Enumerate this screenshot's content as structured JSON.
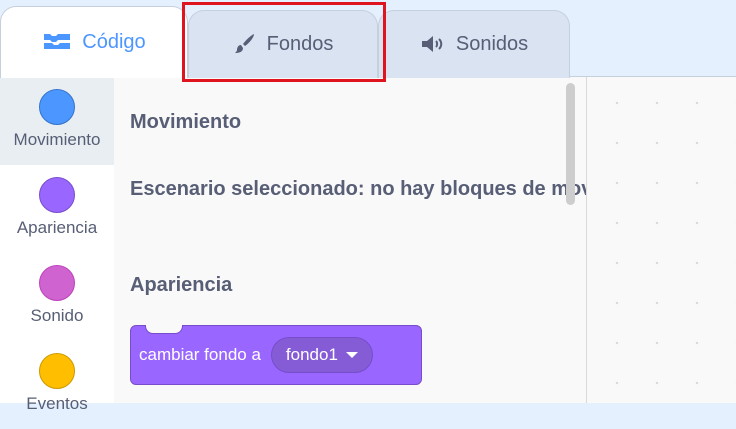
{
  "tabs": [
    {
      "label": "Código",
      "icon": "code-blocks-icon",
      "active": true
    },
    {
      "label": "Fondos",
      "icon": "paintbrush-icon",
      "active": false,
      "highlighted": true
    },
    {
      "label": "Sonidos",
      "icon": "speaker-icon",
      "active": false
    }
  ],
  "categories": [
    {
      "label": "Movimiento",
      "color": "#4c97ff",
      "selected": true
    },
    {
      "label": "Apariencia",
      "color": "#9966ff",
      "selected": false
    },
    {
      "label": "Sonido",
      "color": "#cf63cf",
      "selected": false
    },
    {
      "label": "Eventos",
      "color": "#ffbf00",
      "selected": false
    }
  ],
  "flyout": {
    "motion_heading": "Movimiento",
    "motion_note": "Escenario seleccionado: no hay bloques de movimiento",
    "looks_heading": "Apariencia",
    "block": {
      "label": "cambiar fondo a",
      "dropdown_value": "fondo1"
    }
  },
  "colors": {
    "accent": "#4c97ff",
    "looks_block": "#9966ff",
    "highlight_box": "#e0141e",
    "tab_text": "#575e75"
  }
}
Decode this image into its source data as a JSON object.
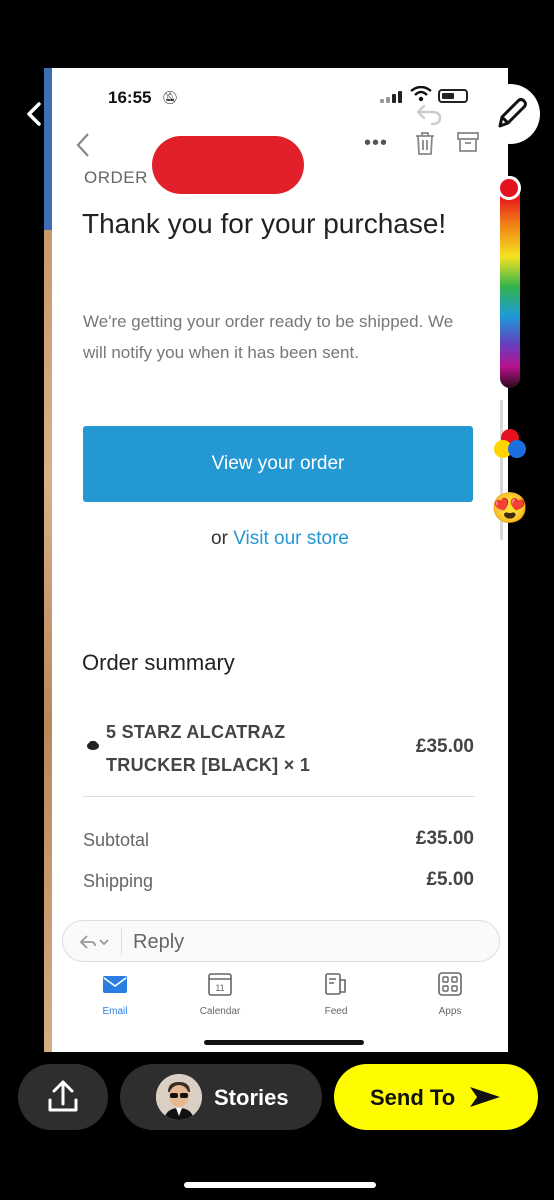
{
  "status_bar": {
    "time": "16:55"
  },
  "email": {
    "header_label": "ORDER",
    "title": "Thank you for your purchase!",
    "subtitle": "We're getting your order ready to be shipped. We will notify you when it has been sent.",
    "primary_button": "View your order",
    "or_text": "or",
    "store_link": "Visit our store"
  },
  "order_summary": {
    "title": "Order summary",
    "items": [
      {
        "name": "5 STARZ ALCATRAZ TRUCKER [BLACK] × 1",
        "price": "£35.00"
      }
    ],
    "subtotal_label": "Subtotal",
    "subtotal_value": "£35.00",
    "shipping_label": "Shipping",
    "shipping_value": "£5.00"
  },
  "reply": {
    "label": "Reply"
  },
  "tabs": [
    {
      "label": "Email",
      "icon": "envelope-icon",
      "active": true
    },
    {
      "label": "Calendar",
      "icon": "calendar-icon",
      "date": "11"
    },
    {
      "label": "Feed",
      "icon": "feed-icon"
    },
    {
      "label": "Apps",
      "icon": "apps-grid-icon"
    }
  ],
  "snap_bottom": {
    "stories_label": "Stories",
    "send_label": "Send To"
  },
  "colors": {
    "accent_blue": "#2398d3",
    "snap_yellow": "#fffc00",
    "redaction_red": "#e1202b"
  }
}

Problem requirements:
In the material above, tally every line with the string "true" in it, then give that number alone.

Exercise result:
4